▶ [STATED TASK]: Determine how many lines of the entries contain "Permanente". Reply with that number alone.

— start SOURCE MATERIAL —

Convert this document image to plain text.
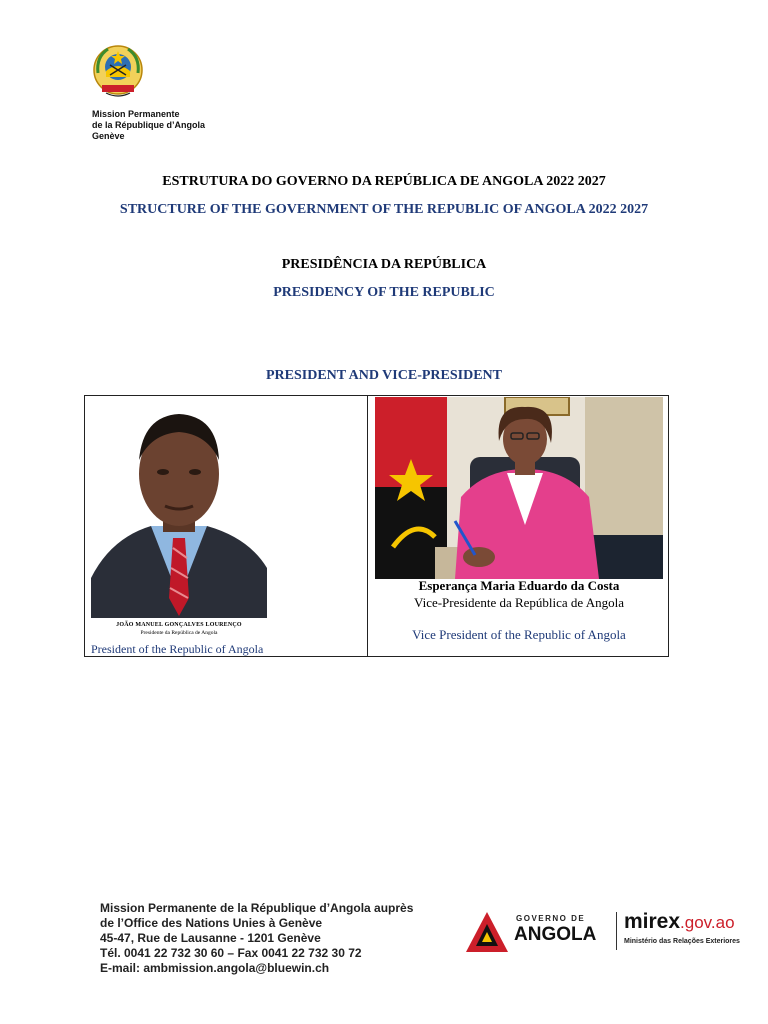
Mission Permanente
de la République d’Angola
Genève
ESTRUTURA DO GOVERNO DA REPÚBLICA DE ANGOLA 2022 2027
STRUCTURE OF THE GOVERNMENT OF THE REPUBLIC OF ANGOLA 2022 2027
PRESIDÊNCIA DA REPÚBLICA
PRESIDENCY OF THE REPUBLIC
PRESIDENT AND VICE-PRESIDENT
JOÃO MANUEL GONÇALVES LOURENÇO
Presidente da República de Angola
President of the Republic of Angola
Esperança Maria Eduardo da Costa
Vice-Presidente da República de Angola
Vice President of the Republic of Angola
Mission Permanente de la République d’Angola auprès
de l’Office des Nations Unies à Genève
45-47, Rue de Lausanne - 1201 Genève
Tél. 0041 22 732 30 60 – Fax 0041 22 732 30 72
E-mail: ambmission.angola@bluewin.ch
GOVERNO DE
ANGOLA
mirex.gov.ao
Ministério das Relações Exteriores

— end SOURCE MATERIAL —
— start SOURCE MATERIAL —

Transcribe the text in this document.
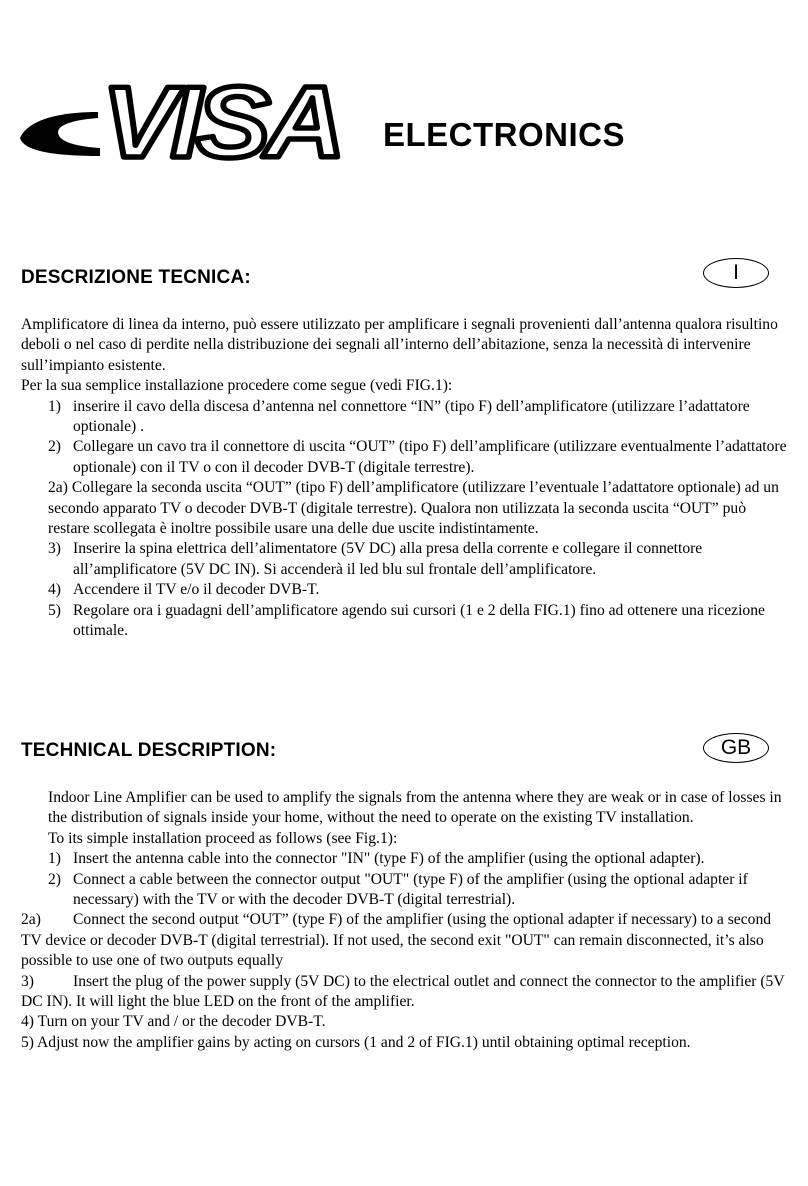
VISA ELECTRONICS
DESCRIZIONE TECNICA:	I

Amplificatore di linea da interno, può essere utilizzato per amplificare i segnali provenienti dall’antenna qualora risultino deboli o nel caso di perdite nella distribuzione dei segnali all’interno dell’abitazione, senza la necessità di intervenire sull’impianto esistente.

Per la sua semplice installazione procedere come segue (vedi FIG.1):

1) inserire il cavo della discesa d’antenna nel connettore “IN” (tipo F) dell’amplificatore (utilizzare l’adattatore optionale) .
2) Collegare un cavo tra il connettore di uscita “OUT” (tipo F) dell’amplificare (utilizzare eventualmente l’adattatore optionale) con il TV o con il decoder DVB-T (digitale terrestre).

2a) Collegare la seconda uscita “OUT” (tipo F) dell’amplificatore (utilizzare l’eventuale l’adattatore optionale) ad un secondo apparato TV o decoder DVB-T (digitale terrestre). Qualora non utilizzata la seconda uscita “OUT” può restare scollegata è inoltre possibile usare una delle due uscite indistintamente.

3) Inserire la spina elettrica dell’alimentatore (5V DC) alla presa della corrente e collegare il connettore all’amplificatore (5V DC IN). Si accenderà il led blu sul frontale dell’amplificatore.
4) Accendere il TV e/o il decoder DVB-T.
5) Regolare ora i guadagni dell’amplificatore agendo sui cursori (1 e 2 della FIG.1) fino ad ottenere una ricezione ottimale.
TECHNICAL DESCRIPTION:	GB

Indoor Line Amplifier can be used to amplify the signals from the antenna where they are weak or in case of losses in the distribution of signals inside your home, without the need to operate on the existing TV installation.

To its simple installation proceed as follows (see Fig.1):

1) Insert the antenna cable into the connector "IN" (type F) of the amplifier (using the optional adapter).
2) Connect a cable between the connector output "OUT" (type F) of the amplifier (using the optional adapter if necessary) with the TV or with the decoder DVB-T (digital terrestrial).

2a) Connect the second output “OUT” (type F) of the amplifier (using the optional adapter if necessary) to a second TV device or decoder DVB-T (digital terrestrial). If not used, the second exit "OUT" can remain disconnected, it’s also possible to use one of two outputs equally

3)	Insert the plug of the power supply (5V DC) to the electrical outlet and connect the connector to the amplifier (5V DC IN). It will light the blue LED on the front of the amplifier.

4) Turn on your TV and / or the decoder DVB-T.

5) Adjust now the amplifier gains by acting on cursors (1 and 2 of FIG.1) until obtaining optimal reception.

— end SOURCE MATERIAL —

▶ [FINAL ANSWER]: 2